◆ EXERCISE PROMPT ◆
Determine which lines of the records include the word "Club", and copy them.
▼
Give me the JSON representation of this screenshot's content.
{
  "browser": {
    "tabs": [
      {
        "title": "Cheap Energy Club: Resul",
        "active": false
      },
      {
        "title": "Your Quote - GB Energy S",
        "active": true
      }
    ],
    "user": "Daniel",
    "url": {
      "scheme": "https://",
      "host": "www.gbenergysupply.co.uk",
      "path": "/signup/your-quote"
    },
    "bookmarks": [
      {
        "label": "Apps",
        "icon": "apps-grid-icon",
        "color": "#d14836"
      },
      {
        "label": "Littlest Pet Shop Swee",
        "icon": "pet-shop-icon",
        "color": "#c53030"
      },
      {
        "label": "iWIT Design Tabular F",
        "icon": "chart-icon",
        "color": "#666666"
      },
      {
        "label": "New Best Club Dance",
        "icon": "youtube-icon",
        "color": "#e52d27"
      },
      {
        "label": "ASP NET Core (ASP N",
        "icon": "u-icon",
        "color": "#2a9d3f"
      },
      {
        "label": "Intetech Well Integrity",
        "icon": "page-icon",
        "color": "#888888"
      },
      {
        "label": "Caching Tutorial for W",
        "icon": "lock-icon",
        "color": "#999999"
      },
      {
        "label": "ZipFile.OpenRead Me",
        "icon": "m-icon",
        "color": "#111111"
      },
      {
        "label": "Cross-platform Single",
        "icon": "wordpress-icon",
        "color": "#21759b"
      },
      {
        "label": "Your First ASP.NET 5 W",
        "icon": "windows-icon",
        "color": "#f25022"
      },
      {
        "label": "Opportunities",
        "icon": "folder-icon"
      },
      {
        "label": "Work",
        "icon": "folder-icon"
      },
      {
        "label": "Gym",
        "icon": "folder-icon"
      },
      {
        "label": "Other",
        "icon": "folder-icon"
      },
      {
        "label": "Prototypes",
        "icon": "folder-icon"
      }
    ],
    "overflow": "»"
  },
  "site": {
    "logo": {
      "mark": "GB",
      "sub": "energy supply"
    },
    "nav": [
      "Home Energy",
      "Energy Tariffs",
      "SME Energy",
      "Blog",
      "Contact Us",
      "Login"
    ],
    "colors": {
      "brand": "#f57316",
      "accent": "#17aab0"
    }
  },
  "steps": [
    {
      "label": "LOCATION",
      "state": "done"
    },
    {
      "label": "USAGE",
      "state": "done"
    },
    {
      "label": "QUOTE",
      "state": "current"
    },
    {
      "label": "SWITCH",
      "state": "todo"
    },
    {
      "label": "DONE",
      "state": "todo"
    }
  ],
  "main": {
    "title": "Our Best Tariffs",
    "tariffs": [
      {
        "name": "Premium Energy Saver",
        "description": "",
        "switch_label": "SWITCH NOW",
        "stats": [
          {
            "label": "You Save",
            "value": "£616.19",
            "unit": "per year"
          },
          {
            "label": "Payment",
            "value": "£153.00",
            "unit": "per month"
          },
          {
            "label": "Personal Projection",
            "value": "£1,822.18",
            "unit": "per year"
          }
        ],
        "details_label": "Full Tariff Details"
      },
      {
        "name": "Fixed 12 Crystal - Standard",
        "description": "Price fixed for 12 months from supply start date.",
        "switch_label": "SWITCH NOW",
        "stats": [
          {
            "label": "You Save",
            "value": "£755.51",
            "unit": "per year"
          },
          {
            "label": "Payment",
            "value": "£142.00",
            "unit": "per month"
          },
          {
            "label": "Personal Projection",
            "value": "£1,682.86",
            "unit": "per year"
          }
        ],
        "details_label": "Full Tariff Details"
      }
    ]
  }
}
▲
◆ RESPONSE FOR THIS EXERCISE ◆
        "title": "Cheap Energy Club: Resul",
        "label": "New Best Club Dance",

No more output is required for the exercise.